A block of data:

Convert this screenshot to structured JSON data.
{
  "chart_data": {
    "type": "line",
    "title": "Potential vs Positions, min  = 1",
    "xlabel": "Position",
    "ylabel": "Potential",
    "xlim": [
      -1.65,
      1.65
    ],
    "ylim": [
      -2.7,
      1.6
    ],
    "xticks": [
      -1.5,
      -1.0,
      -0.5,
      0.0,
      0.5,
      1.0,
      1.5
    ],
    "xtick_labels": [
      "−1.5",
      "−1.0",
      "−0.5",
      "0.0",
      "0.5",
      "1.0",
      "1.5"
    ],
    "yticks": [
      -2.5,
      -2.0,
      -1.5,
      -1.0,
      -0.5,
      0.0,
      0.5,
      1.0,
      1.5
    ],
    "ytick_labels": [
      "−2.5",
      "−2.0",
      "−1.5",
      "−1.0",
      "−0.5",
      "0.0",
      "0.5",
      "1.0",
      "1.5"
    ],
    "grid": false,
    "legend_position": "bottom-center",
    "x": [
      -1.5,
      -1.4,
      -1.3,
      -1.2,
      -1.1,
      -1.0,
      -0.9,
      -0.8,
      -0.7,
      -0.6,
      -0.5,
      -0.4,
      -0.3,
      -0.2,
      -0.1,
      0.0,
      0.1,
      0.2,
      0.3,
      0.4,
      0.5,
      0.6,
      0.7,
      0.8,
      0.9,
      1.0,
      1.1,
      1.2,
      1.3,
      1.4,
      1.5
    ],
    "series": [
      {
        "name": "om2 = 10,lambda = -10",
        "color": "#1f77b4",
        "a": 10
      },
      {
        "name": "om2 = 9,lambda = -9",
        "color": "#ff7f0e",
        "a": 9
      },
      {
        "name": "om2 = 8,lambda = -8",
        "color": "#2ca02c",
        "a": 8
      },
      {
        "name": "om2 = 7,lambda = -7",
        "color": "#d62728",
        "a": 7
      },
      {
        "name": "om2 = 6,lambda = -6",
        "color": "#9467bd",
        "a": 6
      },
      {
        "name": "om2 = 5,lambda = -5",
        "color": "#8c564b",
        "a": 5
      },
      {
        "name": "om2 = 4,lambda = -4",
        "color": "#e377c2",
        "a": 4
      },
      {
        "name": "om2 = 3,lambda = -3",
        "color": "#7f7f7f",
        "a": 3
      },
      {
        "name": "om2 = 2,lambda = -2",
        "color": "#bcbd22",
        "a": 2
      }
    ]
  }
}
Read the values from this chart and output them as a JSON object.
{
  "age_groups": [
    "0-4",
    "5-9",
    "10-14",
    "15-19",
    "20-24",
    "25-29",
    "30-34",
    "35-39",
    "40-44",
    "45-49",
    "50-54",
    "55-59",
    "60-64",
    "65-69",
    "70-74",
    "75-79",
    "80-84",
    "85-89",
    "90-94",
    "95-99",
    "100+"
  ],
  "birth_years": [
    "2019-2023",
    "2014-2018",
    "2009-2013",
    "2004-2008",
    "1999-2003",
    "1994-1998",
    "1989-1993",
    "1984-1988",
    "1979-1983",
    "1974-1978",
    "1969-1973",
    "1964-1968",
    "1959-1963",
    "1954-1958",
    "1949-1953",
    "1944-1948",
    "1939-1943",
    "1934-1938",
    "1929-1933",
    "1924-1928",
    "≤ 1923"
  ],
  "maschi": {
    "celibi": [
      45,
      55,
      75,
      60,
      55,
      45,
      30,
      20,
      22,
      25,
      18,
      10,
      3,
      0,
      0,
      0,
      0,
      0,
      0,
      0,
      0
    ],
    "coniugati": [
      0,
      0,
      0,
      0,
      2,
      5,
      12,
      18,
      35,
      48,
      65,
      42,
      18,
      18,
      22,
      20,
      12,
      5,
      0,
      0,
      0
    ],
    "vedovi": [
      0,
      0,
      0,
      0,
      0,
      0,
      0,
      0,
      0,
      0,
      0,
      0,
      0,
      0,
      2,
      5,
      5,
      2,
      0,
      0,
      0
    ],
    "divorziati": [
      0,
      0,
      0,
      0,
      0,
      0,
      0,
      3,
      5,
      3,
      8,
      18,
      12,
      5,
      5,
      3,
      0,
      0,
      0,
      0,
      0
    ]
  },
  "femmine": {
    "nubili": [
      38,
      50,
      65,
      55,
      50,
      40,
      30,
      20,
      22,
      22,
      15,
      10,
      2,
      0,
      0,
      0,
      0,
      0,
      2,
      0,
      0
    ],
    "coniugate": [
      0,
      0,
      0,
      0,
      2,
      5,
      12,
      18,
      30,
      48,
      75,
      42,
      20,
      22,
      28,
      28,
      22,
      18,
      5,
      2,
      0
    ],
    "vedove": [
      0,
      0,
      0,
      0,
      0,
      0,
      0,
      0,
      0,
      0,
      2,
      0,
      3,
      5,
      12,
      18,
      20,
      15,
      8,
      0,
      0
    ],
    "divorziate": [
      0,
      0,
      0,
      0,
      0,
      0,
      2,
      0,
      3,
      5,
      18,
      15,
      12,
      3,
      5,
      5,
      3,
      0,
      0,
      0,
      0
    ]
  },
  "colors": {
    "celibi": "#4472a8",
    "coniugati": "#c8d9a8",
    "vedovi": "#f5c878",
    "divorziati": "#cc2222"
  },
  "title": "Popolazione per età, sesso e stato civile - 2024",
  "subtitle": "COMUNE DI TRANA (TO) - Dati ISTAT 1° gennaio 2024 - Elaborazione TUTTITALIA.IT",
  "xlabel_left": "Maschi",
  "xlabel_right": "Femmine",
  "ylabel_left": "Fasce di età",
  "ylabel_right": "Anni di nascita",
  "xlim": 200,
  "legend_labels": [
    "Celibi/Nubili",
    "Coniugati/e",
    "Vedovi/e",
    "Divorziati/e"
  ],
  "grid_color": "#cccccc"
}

EXERCISE DETAILS: Write out every line of the material again, exactly as it reads.

ANSWER FOR THE TASK:
Convert this screenshot to structured JSON data.
{
  "chart_data": {
    "type": "line",
    "title": "Potential vs Positions, min  = 1",
    "xlabel": "Position",
    "ylabel": "Potential",
    "xlim": [
      -1.65,
      1.65
    ],
    "ylim": [
      -2.7,
      1.6
    ],
    "xticks": [
      -1.5,
      -1.0,
      -0.5,
      0.0,
      0.5,
      1.0,
      1.5
    ],
    "xtick_labels": [
      "−1.5",
      "−1.0",
      "−0.5",
      "0.0",
      "0.5",
      "1.0",
      "1.5"
    ],
    "yticks": [
      -2.5,
      -2.0,
      -1.5,
      -1.0,
      -0.5,
      0.0,
      0.5,
      1.0,
      1.5
    ],
    "ytick_labels": [
      "−2.5",
      "−2.0",
      "−1.5",
      "−1.0",
      "−0.5",
      "0.0",
      "0.5",
      "1.0",
      "1.5"
    ],
    "grid": false,
    "legend_position": "bottom-center",
    "x": [
      -1.5,
      -1.4,
      -1.3,
      -1.2,
      -1.1,
      -1.0,
      -0.9,
      -0.8,
      -0.7,
      -0.6,
      -0.5,
      -0.4,
      -0.3,
      -0.2,
      -0.1,
      0.0,
      0.1,
      0.2,
      0.3,
      0.4,
      0.5,
      0.6,
      0.7,
      0.8,
      0.9,
      1.0,
      1.1,
      1.2,
      1.3,
      1.4,
      1.5
    ],
    "series": [
      {
        "name": "om2 = 10,lambda = -10",
        "color": "#1f77b4",
        "a": 10
      },
      {
        "name": "om2 = 9,lambda = -9",
        "color": "#ff7f0e",
        "a": 9
      },
      {
        "name": "om2 = 8,lambda = -8",
        "color": "#2ca02c",
        "a": 8
      },
      {
        "name": "om2 = 7,lambda = -7",
        "color": "#d62728",
        "a": 7
      },
      {
        "name": "om2 = 6,lambda = -6",
        "color": "#9467bd",
        "a": 6
      },
      {
        "name": "om2 = 5,lambda = -5",
        "color": "#8c564b",
        "a": 5
      },
      {
        "name": "om2 = 4,lambda = -4",
        "color": "#e377c2",
        "a": 4
      },
      {
        "name": "om2 = 3,lambda = -3",
        "color": "#7f7f7f",
        "a": 3
      },
      {
        "name": "om2 = 2,lambda = -2",
        "color": "#bcbd22",
        "a": 2
      }
    ]
  }
}
Read the values from this chart and output them as a JSON object.
{
  "age_groups": [
    "0-4",
    "5-9",
    "10-14",
    "15-19",
    "20-24",
    "25-29",
    "30-34",
    "35-39",
    "40-44",
    "45-49",
    "50-54",
    "55-59",
    "60-64",
    "65-69",
    "70-74",
    "75-79",
    "80-84",
    "85-89",
    "90-94",
    "95-99",
    "100+"
  ],
  "birth_years": [
    "2019-2023",
    "2014-2018",
    "2009-2013",
    "2004-2008",
    "1999-2003",
    "1994-1998",
    "1989-1993",
    "1984-1988",
    "1979-1983",
    "1974-1978",
    "1969-1973",
    "1964-1968",
    "1959-1963",
    "1954-1958",
    "1949-1953",
    "1944-1948",
    "1939-1943",
    "1934-1938",
    "1929-1933",
    "1924-1928",
    "≤ 1923"
  ],
  "maschi": {
    "celibi": [
      45,
      55,
      75,
      60,
      55,
      45,
      30,
      20,
      22,
      25,
      18,
      10,
      3,
      0,
      0,
      0,
      0,
      0,
      0,
      0,
      0
    ],
    "coniugati": [
      0,
      0,
      0,
      0,
      2,
      5,
      12,
      18,
      35,
      48,
      65,
      42,
      18,
      18,
      22,
      20,
      12,
      5,
      0,
      0,
      0
    ],
    "vedovi": [
      0,
      0,
      0,
      0,
      0,
      0,
      0,
      0,
      0,
      0,
      0,
      0,
      0,
      0,
      2,
      5,
      5,
      2,
      0,
      0,
      0
    ],
    "divorziati": [
      0,
      0,
      0,
      0,
      0,
      0,
      0,
      3,
      5,
      3,
      8,
      18,
      12,
      5,
      5,
      3,
      0,
      0,
      0,
      0,
      0
    ]
  },
  "femmine": {
    "nubili": [
      38,
      50,
      65,
      55,
      50,
      40,
      30,
      20,
      22,
      22,
      15,
      10,
      2,
      0,
      0,
      0,
      0,
      0,
      2,
      0,
      0
    ],
    "coniugate": [
      0,
      0,
      0,
      0,
      2,
      5,
      12,
      18,
      30,
      48,
      75,
      42,
      20,
      22,
      28,
      28,
      22,
      18,
      5,
      2,
      0
    ],
    "vedove": [
      0,
      0,
      0,
      0,
      0,
      0,
      0,
      0,
      0,
      0,
      2,
      0,
      3,
      5,
      12,
      18,
      20,
      15,
      8,
      0,
      0
    ],
    "divorziate": [
      0,
      0,
      0,
      0,
      0,
      0,
      2,
      0,
      3,
      5,
      18,
      15,
      12,
      3,
      5,
      5,
      3,
      0,
      0,
      0,
      0
    ]
  },
  "colors": {
    "celibi": "#4472a8",
    "coniugati": "#c8d9a8",
    "vedovi": "#f5c878",
    "divorziati": "#cc2222"
  },
  "title": "Popolazione per età, sesso e stato civile - 2024",
  "subtitle": "COMUNE DI TRANA (TO) - Dati ISTAT 1° gennaio 2024 - Elaborazione TUTTITALIA.IT",
  "xlabel_left": "Maschi",
  "xlabel_right": "Femmine",
  "ylabel_left": "Fasce di età",
  "ylabel_right": "Anni di nascita",
  "xlim": 200,
  "legend_labels": [
    "Celibi/Nubili",
    "Coniugati/e",
    "Vedovi/e",
    "Divorziati/e"
  ],
  "grid_color": "#cccccc"
}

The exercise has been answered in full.